__Exercises to complete__.
**A)** Answer these questions using the Ammoudara Beach passage:
(i) What is the average height of the low sand dunes along the inner beach?
(ii) What is the maximum tidal range at Ammoudara?
(iii) By how many meters has the shoreline retreated since 1960?
**B)** Extend the Ammoudara Beach passage with a few sentences that pick up after its final sentence.

__Passage__.
** START **
Beach widths range between 22 and 75 m, with the inner beach associated with low sand dunes (average height of 2 m) as well as extensive human development. Beach face gradients vary, with the steeper slopes (5°–8°) found at the east. At the eastern sector of the beach, the subaerial section consists of sands/gravely sands, whereas the seabed between the shoreline and the reef consists of poor/moderately sorted, gravely sands and sandy gravels (d50s between 1.8 and 2.7 mm). The coarsest sediments (d50 of about 2.7 mm) are found offshore of the Xiropotamos River mouth, while the area offshore of the reef consists of mostly sands (Alexandrakis et al. 2006). Seabed sediment thickness varies, with the sediment wedge thinning offshore towards the outcropping beachrock. Two distinct beachrock layers have been identified (Alexandrakis et al. 2013): an upper layer, about 0.3 thick, consisting of cemented coarse-grained beach material and showing erosional features consistent with beach face beachrocks (potholes, grooves and runnels); and a thicker, lower layer consisting of finer-grained sands exhibiting cross-bedding.
Ammoudara is a microtidal beach with a tidal range not exceeding 0.1 m (HNHS 2005). It is exposed to winds (and waves) from the northern sector, i.e. from the NW (28.7 % frequency of occurrence), the N (16.9 % frequency of occurrence) and NE (4.0 % frequency of occurrence) (Alexandrakis et al. 2013). Offshore significant wave heights (Hs) and periods (Tp) under energetic conditions from the NW have been estimated as 1.8 m and 7.2 s, respectively; both the northerly and (particularly) the north-easterly waves are less energetic (Alexandrakis et al. 2013).
Historical aerial photographs and repeated topographic levelling have shown that Ammoudara Beach has experienced significant shoreline retreat/beach loss since 1960; shoreline position has retreated by 10–60 m, with the longer retreats (>1 m/year the last 55 years) found at the east (Alexandrakis et al. 2013). It appears that the now submerged reef was originally part of the beach face and was left offshore following the erosion of fronting/overlying unconsolidated sediments and shoreline retreat. The extensive beach erosion could be partly due to the presence of the beachrock itself, which can cause sediment loss at the beach face by constraining beach profile adjustment, influencing swash infiltration and impeding onshore sediment movement at the recovery phase of the beach through the development of a ‘scour step’ at its offshore margin (Vousdoukas et al. 2007, 2009a, 2012). This erosion process had been certainly aggravated by beach sediment abstraction that took place in the 1950s and 1960s, the river management scheme that trained Giofyros River outflow (see Fig. 1) starving the eastern part of the beach and extensive coastal development that consumed most of the dune fields shown on a 1960 aerial photograph (Rentzepopoulou 2014). It has been suggested that, in recent years, erosion at the eastern sector of the beach has slowed down to about 0.7 m/year due to decreasing coastal development and to the protective influence of the now offshore beachrock reef (Alexandrakis et al. 2013).
** END **
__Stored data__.
** START **
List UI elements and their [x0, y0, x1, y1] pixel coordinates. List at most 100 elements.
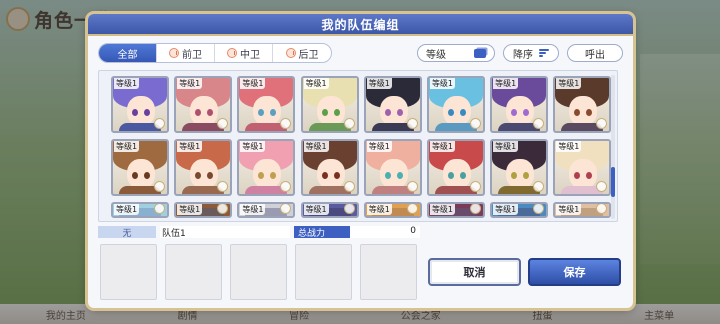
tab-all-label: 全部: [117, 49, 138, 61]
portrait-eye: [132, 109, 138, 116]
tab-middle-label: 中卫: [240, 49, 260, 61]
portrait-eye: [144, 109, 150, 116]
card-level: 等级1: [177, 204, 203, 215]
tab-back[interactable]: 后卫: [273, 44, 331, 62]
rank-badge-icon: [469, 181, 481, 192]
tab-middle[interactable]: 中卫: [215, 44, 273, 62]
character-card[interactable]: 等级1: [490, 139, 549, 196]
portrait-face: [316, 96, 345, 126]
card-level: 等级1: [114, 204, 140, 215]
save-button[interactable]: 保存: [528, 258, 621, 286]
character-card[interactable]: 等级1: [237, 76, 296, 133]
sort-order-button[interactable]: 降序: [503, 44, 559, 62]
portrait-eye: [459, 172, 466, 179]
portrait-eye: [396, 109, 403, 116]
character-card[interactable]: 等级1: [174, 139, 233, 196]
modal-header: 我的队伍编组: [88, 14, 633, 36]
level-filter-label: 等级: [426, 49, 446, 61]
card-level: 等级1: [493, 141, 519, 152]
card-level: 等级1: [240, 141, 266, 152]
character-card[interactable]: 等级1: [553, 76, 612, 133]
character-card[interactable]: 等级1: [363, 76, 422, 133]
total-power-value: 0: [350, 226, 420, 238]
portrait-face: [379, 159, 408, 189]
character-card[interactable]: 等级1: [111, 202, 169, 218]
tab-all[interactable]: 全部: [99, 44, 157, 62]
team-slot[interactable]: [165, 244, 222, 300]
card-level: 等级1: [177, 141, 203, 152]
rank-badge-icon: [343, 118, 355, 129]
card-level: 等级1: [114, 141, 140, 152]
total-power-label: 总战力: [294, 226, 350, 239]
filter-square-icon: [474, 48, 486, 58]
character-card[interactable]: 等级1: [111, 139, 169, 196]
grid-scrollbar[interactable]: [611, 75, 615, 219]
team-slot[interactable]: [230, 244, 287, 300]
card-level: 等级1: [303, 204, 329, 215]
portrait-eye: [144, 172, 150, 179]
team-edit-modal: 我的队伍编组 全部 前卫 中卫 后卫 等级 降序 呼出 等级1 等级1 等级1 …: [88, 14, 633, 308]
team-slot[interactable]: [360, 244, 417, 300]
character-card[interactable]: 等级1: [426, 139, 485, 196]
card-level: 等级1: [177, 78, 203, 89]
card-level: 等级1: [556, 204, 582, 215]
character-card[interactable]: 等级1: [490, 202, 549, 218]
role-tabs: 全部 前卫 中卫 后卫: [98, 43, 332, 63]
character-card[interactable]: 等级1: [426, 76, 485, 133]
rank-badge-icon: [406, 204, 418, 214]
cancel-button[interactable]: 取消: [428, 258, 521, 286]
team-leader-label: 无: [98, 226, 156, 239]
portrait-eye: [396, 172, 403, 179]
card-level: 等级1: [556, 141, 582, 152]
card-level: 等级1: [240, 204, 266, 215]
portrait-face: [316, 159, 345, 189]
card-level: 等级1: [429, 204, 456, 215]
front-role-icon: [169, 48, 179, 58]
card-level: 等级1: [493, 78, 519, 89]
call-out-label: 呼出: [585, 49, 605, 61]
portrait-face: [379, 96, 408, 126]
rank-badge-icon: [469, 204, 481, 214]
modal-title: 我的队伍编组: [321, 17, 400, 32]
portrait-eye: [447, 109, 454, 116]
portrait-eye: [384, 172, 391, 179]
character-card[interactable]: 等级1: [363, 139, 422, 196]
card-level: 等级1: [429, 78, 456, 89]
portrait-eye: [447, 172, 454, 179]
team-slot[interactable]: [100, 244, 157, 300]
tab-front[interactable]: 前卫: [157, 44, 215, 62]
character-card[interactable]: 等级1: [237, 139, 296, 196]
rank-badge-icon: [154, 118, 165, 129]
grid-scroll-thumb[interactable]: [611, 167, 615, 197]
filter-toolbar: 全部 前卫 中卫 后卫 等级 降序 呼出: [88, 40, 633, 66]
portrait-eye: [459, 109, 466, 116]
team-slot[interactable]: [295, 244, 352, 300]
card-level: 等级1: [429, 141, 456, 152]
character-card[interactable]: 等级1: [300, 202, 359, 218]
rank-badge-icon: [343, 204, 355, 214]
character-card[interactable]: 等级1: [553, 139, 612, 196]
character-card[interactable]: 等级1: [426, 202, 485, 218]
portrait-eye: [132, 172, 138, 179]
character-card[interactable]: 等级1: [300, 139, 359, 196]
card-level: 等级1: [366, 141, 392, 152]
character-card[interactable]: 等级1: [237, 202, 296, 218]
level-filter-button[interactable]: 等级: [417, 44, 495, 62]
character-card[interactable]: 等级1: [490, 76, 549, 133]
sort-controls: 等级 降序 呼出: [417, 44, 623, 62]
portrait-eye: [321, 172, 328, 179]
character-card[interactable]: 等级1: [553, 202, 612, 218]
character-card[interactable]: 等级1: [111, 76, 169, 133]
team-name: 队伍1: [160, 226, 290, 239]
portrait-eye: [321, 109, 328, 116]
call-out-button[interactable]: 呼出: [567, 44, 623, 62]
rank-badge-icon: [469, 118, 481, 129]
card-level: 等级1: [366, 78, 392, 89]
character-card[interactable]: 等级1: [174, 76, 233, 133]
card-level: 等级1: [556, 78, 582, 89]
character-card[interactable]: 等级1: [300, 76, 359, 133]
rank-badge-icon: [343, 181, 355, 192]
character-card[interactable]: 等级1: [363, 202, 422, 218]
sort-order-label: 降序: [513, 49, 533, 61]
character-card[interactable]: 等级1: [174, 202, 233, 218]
** END **
__Answers__.
**A)**
(i) 2 m
(ii) 0.1 m
(iii) 10–60 m

**B)**
3 Data acquisition and analysis
3.1 Coastal video imagery and shoreline detection
Coastal video imagery has been increasingly used for beach morphodynamic monitoring, as it allows low-cost acquisition of long-term, nonintrusive observations at high spatio-temporal resolution (e.g. Plant and Holman 1998; Pearre and Puleo 2009). It can provide high-resolution information on intertidal bathymetry (e.g. Uunk et al. 2010), swash processes (e.g. Vousdoukas et al. 2009b; Vousdoukas 2014), shoreline position (e.g. Senechal et al. 2015), nearshore bar morphology (Balouin et al. 2013), surf zone bathymetry (Catálan and Haller 2008) and beach use (e.g. Balouin et al. 2014). Main coastal video products include the time-averaged coastal imagery TIMEX images and the greyscale variance imagery SIGMA images (Holman and Stanley 2007). TIMEX images are defined on the red–green–blue (RGB) colour model and are time averages of time series of snapshots of the coast from a stationary field of view. SIGMA images represent the distribution of the standard deviation of pixel intensity along image frames for the acquisition period. Video images are usually acquired in a burst mode and must be translated from pixels to geographical coordinates to yield useful quantitative information (Hartley and Zisserman 2004).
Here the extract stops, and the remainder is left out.